La possibilità di raggiungere presto il «punto di svolta» - evocata ieri dal premier Chung Sue-kyun - appare tanto più rimarchevole in quanto la Corea del Sud, per ragioni diplomatiche, è stato uno dei Paesi meno rigidi nell’introdurre restrizioni generalizzate agli arrivi dalla Cina, tanto che in proposito il governo si è attirato pesanti critiche da una popolazione che - per quanto assuefatta o rassegnata all’approccio “top-down” del governo - in larghi strati non si astiene certo dal biasimare l’autorità costituita.
Uno degli esempi di responsabilizzazione collettiva riguarda l’utilizzo delle mascherine: al pari delle norme di igiene, viene preso sul serio. Si sono viste lunghe e ordinate file, anche di ore, fuori dai punti vendita. Di recente il governo ha proibito l’export di mascherine, e ieri ne ha regolamentato e razionato l’acquisto (massimo due a settimana, acquistabili in giorni specifici a seconda dell’appartenenza a 5 fasce di età). Il premier ha raccomandato ai cittadini di mostrare «maturità e civile consapevolezza» anche su questo punto, in modo che ad avere le mascherine siano soprattutto le persone che ne hanno il maggior bisogno (a partire da chi è impegnato nelle operazioni sanitarie e di prevenzione).
Molto diffusa - e difficilmente replicabile allo stesso modo in altri contesti - è stata la corsa della gente a scaricare le App - alcune di nuova e locale ideazione, come Corona Map o Corona 100m - che consentono di individuare i luoghi a maggiore rischio in quanto visitati da persone infette, o di sapere quanto si è vicini a pazienti (i cui spostamenti sono molto tracciati e pubblicizzati).

▸ Dati di analisi dell'impaginazione
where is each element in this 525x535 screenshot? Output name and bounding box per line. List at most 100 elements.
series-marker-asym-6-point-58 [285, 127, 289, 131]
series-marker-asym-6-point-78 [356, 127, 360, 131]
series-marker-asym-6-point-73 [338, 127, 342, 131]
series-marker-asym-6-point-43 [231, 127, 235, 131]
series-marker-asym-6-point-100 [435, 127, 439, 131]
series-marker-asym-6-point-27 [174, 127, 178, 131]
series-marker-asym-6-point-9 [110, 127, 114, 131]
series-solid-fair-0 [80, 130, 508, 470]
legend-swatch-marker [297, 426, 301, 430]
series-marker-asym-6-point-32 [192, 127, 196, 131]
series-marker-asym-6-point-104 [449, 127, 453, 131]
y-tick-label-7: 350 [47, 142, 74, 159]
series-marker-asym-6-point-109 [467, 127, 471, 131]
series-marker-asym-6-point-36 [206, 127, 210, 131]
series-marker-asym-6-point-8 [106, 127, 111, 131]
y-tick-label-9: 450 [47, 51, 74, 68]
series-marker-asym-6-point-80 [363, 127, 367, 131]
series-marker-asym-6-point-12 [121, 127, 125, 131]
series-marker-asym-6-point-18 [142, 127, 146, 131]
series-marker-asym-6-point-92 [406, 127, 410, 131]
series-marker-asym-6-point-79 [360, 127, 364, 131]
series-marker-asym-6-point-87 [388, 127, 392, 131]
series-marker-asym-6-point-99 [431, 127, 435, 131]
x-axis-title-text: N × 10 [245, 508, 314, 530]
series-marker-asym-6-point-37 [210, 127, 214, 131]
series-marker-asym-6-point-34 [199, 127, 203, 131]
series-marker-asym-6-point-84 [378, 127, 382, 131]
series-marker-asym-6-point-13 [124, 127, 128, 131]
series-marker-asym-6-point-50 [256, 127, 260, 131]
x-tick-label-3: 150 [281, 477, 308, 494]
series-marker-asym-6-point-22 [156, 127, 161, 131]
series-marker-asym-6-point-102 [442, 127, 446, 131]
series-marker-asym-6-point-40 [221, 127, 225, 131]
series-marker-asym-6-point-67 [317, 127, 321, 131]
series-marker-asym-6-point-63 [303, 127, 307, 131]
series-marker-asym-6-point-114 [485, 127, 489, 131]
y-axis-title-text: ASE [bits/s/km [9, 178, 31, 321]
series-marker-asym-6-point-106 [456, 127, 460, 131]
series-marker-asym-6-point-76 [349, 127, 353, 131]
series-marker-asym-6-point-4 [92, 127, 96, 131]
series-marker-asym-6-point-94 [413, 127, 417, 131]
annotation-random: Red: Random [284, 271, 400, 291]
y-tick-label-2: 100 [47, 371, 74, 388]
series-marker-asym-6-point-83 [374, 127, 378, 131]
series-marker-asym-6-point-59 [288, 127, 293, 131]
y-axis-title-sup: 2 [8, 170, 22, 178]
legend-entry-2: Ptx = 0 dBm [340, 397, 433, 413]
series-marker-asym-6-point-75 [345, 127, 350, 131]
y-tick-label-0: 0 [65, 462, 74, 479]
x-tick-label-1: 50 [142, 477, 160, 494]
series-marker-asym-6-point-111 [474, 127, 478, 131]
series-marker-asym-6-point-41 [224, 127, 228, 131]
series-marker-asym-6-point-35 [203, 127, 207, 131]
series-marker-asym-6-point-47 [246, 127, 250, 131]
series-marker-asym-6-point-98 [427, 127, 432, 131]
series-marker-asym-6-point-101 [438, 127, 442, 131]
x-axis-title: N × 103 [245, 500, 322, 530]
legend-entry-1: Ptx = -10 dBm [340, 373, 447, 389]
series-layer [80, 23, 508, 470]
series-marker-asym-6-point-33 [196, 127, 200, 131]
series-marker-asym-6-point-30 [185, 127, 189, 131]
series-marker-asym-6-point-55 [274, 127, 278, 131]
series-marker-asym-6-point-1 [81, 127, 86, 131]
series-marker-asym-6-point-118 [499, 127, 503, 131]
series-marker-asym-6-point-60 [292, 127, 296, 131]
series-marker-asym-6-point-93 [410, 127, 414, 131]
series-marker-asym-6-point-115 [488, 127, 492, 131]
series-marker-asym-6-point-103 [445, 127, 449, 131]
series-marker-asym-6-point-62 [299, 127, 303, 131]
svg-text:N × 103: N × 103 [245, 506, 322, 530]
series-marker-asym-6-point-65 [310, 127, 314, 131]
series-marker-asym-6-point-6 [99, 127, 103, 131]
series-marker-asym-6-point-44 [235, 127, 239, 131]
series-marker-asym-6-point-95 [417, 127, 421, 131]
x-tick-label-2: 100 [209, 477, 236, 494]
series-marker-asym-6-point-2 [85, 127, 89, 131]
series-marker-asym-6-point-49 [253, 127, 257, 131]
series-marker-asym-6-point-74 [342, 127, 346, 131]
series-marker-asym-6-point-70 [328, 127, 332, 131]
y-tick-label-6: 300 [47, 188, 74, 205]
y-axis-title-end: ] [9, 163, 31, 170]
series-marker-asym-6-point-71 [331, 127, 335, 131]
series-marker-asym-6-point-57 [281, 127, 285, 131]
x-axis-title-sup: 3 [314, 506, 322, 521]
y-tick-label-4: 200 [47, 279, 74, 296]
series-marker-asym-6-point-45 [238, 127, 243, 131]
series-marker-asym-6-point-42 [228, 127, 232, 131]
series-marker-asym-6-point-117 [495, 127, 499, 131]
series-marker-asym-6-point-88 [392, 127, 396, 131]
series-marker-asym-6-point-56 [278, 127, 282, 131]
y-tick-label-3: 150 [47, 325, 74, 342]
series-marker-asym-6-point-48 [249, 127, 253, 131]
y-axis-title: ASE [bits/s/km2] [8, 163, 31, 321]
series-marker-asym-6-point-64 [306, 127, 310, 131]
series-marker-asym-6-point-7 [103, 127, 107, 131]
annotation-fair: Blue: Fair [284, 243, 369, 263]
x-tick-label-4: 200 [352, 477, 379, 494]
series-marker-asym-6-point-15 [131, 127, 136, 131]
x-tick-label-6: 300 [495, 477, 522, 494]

▸ Istruzioni
1 – Riporta il testo sulla Corea del Sud da "La possibilità di" fino a "biasimare l’autorità costituita." compreso, mettendo "Giappone" al posto di "Cina".
2 – Nel testo sulla Corea del Sud, quante mascherine a settimana si possono comprare al massimo?
3 – Prosegui il testo sulla Corea del Sud dopo la sua ultima frase.
Questi dati non servono.

▸ Risposte per numero
1 –
La possibilità di raggiungere presto il «punto di svolta» - evocata ieri dal premier Chung Sue-kyun - appare tanto più rimarchevole in quanto la Corea del Sud, per ragioni diplomatiche, è stato uno dei Paesi meno rigidi nell’introdurre restrizioni generalizzate agli arrivi dalla Giappone, tanto che in proposito il governo si è attirato pesanti critiche da una popolazione che - per quanto assuefatta o rassegnata all’approccio “top-down” del governo - in larghi strati non si astiene certo dal biasimare l’autorità costituita.

2 – Al massimo due a settimana.

3 –
Criticate, ma senza isterie, le disfunzioni createsi nelle strutture sanitarie della città più colpita (Daegu, 2,5 milioni di abitanti), non sempre in grado di smaltire le richieste di intervento senza creare code. Il furore popolare si è piuttosto appuntato contro la setta religiosa Shincheonji, dopo che al comportamento di alcuni membri (e all’ossessione di segretezza dei vertici,ora sotto inchiesta penale) è stata attribuita la responsabilità primaria dello scoppio dell’epidemia. Tutti gli oltre 200mila membri sono stati messi in quarantena e il test su tutti gli aderenti sta procedendo con celerità. Il numero totale dei test effettuati si sta avvicinando a quota 200mila: ciò è stato reso possibile dall’approvazione accelerata da parte delle autorità sanitarie di una nuova tipologia di kit.
Ha giovato anche una certa creatività nelle modalità operative per l’effettuazione di test: un esempio è la creazione di apposite stazioni che ne consentono l’effettuazione ad automobilisti che non devono scendere dalla vettura. Alcuni tipi di mobilitazione sono risultati di più vasta portata che altrove: da quella dei volontari a quella delle forze armate, che si sono distinte nelle operazione di «sanificazione» di strade e di luoghi pubblici o aperti al pubblico. La distanza raccomandata nell’interazione tra persone è di 2 metri.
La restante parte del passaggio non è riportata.